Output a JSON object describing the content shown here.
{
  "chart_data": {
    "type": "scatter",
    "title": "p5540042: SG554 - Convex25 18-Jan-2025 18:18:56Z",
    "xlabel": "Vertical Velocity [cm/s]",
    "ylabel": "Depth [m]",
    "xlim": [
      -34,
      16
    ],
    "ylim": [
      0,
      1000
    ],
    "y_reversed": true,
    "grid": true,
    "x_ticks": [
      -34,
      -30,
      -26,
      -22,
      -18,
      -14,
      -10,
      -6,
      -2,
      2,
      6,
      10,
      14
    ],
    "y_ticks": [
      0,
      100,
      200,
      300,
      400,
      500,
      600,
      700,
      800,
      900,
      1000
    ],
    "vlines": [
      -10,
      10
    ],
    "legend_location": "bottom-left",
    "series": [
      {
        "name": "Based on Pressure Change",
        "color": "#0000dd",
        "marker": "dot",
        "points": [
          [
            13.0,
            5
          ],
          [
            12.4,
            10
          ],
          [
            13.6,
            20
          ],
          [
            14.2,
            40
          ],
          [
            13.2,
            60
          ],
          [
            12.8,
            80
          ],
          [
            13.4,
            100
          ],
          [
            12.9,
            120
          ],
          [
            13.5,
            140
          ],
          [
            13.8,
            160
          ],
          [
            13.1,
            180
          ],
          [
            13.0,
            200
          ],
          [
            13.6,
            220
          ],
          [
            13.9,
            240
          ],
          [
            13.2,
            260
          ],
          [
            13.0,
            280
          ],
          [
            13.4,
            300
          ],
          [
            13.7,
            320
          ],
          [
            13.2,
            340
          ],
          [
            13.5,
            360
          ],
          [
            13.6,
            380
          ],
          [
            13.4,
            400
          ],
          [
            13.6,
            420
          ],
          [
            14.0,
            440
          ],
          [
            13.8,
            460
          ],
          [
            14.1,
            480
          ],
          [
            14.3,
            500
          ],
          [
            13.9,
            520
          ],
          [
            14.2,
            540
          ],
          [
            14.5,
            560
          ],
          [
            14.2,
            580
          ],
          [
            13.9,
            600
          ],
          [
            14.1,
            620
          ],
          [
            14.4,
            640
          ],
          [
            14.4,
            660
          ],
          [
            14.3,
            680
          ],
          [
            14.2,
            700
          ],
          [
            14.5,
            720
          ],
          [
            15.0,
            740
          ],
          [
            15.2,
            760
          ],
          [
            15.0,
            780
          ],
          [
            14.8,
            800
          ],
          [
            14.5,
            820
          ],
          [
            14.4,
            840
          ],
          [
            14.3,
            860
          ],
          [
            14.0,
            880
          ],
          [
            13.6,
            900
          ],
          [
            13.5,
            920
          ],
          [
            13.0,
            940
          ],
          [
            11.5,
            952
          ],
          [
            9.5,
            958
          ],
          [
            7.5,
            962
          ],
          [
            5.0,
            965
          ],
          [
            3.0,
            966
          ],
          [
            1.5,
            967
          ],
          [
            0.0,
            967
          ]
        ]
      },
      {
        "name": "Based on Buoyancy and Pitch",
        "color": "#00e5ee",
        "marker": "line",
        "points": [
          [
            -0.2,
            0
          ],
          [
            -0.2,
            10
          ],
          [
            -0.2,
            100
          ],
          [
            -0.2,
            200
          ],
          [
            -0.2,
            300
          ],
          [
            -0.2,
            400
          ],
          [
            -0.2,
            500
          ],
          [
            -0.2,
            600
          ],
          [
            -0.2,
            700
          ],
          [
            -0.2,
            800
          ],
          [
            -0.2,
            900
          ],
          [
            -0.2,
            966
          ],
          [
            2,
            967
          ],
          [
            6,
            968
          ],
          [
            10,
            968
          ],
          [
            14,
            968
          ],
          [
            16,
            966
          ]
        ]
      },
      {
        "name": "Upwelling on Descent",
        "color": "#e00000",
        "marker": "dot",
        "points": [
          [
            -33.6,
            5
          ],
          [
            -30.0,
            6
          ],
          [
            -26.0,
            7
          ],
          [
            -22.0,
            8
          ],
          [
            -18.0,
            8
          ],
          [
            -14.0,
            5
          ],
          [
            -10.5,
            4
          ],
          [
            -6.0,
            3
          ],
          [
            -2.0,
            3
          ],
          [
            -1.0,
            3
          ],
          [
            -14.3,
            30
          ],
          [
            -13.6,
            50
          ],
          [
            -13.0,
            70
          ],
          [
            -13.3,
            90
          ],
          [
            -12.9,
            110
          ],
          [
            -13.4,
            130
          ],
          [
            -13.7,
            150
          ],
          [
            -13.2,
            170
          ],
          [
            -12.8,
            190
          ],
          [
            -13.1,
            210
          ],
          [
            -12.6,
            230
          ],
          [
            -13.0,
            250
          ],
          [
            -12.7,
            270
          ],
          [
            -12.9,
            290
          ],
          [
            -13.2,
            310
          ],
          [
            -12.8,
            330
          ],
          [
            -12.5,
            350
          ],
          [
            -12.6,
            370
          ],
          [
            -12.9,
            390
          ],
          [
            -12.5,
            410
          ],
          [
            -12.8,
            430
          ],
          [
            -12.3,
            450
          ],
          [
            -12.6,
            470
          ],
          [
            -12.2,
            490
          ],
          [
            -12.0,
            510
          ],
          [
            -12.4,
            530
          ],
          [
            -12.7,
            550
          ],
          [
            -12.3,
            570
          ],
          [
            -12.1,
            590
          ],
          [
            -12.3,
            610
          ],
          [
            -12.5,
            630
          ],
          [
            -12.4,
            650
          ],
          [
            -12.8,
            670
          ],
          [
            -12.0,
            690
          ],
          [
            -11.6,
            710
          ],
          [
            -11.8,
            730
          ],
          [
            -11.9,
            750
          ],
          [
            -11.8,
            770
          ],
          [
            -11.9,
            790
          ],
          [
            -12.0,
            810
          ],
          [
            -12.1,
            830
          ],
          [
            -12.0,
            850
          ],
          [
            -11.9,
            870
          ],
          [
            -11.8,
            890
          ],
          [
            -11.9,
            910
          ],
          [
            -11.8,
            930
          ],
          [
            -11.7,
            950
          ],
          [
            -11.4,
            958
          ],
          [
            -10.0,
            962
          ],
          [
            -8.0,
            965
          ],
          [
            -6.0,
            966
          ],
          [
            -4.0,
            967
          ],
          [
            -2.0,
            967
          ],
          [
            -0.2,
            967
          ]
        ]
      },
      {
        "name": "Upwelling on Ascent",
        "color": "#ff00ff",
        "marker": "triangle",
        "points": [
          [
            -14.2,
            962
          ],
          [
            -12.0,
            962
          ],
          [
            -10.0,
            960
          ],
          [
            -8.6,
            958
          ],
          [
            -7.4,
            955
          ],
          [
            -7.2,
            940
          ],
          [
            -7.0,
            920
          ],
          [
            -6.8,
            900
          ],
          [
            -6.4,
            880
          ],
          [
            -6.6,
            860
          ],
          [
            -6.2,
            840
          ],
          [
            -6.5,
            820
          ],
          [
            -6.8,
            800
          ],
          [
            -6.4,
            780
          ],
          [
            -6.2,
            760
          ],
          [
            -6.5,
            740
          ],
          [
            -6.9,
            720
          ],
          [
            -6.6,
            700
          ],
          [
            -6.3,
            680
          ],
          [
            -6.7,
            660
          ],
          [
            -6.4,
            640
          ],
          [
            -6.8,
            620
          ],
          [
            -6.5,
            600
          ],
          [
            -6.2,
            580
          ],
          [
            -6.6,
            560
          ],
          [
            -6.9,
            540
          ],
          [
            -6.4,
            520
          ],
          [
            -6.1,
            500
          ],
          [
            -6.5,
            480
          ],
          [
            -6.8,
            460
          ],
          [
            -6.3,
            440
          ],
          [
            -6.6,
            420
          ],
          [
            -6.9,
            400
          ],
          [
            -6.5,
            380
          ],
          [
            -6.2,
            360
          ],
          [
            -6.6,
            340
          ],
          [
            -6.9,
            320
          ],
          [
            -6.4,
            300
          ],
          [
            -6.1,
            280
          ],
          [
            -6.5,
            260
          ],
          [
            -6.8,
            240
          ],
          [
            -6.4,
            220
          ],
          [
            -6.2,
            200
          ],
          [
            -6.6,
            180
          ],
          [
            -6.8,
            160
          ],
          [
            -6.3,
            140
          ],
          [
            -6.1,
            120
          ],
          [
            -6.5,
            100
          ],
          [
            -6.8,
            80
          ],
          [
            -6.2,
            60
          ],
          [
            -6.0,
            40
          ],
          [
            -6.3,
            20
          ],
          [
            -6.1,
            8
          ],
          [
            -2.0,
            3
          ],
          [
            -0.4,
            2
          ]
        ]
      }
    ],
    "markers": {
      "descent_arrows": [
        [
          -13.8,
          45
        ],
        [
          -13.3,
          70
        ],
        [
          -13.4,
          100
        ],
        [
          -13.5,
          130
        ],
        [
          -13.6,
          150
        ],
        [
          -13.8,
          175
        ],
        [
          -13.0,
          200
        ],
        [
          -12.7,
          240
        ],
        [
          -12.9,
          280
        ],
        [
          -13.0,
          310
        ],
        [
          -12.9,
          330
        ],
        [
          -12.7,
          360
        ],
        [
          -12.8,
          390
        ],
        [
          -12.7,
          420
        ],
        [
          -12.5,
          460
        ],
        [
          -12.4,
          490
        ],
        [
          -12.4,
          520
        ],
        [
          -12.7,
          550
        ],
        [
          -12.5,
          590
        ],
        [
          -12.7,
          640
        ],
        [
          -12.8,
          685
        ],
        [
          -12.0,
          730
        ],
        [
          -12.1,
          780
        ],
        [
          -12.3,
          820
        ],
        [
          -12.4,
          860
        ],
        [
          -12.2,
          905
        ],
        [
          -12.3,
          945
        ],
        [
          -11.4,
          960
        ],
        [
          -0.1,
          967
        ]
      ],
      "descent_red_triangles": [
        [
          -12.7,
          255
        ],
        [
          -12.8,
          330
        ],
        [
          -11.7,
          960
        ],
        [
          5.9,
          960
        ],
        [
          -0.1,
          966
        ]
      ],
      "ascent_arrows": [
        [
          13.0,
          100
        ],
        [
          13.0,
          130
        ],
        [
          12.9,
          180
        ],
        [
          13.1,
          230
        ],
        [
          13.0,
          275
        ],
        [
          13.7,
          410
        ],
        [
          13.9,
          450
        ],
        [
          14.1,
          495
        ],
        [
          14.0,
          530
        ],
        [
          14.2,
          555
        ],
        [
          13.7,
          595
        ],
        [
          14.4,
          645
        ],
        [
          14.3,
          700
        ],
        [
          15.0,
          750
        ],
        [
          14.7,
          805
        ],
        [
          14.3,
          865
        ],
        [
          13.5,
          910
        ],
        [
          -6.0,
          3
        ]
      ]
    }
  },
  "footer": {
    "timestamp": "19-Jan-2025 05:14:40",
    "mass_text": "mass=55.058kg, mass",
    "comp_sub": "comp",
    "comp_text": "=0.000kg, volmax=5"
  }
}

________

- [GIVEN TASK]:
Tell how many lines of the data include the word "Upwelling", and nothing else.

- [EXERCISE OUTPUT]:
2